(Collected data entries)
================

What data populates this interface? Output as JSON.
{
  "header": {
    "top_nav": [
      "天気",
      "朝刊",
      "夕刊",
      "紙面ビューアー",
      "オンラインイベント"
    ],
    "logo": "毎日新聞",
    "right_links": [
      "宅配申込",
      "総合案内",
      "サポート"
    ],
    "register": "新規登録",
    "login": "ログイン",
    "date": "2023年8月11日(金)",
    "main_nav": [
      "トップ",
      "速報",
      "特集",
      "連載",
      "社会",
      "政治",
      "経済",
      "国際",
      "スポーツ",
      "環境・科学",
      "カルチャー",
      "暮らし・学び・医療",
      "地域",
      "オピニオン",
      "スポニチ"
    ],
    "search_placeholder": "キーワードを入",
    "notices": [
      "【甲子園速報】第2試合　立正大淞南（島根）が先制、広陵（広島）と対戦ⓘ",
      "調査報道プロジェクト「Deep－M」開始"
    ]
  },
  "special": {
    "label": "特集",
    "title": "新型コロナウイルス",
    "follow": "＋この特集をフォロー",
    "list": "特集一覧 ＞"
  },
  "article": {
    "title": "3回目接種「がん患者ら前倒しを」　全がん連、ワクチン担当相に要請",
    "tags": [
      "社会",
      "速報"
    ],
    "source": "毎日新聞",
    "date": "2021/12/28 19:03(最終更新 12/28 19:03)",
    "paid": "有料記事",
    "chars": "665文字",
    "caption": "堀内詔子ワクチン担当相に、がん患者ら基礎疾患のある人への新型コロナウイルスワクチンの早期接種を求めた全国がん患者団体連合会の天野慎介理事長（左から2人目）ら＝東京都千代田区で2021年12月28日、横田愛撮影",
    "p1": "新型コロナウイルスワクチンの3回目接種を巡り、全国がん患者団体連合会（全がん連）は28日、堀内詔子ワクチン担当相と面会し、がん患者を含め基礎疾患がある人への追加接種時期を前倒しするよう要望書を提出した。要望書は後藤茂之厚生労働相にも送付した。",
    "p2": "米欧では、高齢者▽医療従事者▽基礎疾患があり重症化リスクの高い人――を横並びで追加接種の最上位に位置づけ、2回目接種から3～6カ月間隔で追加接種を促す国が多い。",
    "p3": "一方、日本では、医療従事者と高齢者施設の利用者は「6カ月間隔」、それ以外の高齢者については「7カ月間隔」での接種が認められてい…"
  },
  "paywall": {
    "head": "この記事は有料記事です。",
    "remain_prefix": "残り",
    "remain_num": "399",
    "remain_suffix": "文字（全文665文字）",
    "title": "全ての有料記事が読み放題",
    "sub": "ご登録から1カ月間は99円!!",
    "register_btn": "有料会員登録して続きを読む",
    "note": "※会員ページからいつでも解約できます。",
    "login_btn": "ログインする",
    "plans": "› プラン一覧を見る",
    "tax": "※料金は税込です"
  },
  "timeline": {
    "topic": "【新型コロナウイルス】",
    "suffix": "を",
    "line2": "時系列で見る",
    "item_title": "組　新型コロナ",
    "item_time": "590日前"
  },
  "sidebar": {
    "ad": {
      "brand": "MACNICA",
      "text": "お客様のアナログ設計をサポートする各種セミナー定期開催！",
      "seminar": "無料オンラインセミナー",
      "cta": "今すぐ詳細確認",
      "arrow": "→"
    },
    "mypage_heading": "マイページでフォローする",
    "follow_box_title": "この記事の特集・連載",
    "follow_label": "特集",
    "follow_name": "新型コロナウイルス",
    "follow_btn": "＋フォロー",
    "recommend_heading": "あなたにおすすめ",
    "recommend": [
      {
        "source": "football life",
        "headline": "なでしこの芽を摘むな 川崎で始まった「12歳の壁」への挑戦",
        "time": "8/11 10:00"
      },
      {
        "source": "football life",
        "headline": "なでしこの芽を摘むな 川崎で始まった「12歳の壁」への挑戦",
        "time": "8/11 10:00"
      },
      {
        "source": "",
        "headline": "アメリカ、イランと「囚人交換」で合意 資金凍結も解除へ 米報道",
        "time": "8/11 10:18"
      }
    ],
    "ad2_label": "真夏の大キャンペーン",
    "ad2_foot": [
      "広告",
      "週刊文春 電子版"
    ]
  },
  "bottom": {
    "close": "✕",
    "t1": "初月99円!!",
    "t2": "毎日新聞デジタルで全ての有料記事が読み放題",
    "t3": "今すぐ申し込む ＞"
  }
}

================

■ **Request**
Every entry should be output exactly as written, please.

■ **Task answer**
What data populates this interface? Output as JSON.
{
  "header": {
    "top_nav": [
      "天気",
      "朝刊",
      "夕刊",
      "紙面ビューアー",
      "オンラインイベント"
    ],
    "logo": "毎日新聞",
    "right_links": [
      "宅配申込",
      "総合案内",
      "サポート"
    ],
    "register": "新規登録",
    "login": "ログイン",
    "date": "2023年8月11日(金)",
    "main_nav": [
      "トップ",
      "速報",
      "特集",
      "連載",
      "社会",
      "政治",
      "経済",
      "国際",
      "スポーツ",
      "環境・科学",
      "カルチャー",
      "暮らし・学び・医療",
      "地域",
      "オピニオン",
      "スポニチ"
    ],
    "search_placeholder": "キーワードを入",
    "notices": [
      "【甲子園速報】第2試合　立正大淞南（島根）が先制、広陵（広島）と対戦ⓘ",
      "調査報道プロジェクト「Deep－M」開始"
    ]
  },
  "special": {
    "label": "特集",
    "title": "新型コロナウイルス",
    "follow": "＋この特集をフォロー",
    "list": "特集一覧 ＞"
  },
  "article": {
    "title": "3回目接種「がん患者ら前倒しを」　全がん連、ワクチン担当相に要請",
    "tags": [
      "社会",
      "速報"
    ],
    "source": "毎日新聞",
    "date": "2021/12/28 19:03(最終更新 12/28 19:03)",
    "paid": "有料記事",
    "chars": "665文字",
    "caption": "堀内詔子ワクチン担当相に、がん患者ら基礎疾患のある人への新型コロナウイルスワクチンの早期接種を求めた全国がん患者団体連合会の天野慎介理事長（左から2人目）ら＝東京都千代田区で2021年12月28日、横田愛撮影",
    "p1": "新型コロナウイルスワクチンの3回目接種を巡り、全国がん患者団体連合会（全がん連）は28日、堀内詔子ワクチン担当相と面会し、がん患者を含め基礎疾患がある人への追加接種時期を前倒しするよう要望書を提出した。要望書は後藤茂之厚生労働相にも送付した。",
    "p2": "米欧では、高齢者▽医療従事者▽基礎疾患があり重症化リスクの高い人――を横並びで追加接種の最上位に位置づけ、2回目接種から3～6カ月間隔で追加接種を促す国が多い。",
    "p3": "一方、日本では、医療従事者と高齢者施設の利用者は「6カ月間隔」、それ以外の高齢者については「7カ月間隔」での接種が認められてい…"
  },
  "paywall": {
    "head": "この記事は有料記事です。",
    "remain_prefix": "残り",
    "remain_num": "399",
    "remain_suffix": "文字（全文665文字）",
    "title": "全ての有料記事が読み放題",
    "sub": "ご登録から1カ月間は99円!!",
    "register_btn": "有料会員登録して続きを読む",
    "note": "※会員ページからいつでも解約できます。",
    "login_btn": "ログインする",
    "plans": "› プラン一覧を見る",
    "tax": "※料金は税込です"
  },
  "timeline": {
    "topic": "【新型コロナウイルス】",
    "suffix": "を",
    "line2": "時系列で見る",
    "item_title": "組　新型コロナ",
    "item_time": "590日前"
  },
  "sidebar": {
    "ad": {
      "brand": "MACNICA",
      "text": "お客様のアナログ設計をサポートする各種セミナー定期開催！",
      "seminar": "無料オンラインセミナー",
      "cta": "今すぐ詳細確認",
      "arrow": "→"
    },
    "mypage_heading": "マイページでフォローする",
    "follow_box_title": "この記事の特集・連載",
    "follow_label": "特集",
    "follow_name": "新型コロナウイルス",
    "follow_btn": "＋フォロー",
    "recommend_heading": "あなたにおすすめ",
    "recommend": [
      {
        "source": "football life",
        "headline": "なでしこの芽を摘むな 川崎で始まった「12歳の壁」への挑戦",
        "time": "8/11 10:00"
      },
      {
        "source": "football life",
        "headline": "なでしこの芽を摘むな 川崎で始まった「12歳の壁」への挑戦",
        "time": "8/11 10:00"
      },
      {
        "source": "",
        "headline": "アメリカ、イランと「囚人交換」で合意 資金凍結も解除へ 米報道",
        "time": "8/11 10:18"
      }
    ],
    "ad2_label": "真夏の大キャンペーン",
    "ad2_foot": [
      "広告",
      "週刊文春 電子版"
    ]
  },
  "bottom": {
    "close": "✕",
    "t1": "初月99円!!",
    "t2": "毎日新聞デジタルで全ての有料記事が読み放題",
    "t3": "今すぐ申し込む ＞"
  }
}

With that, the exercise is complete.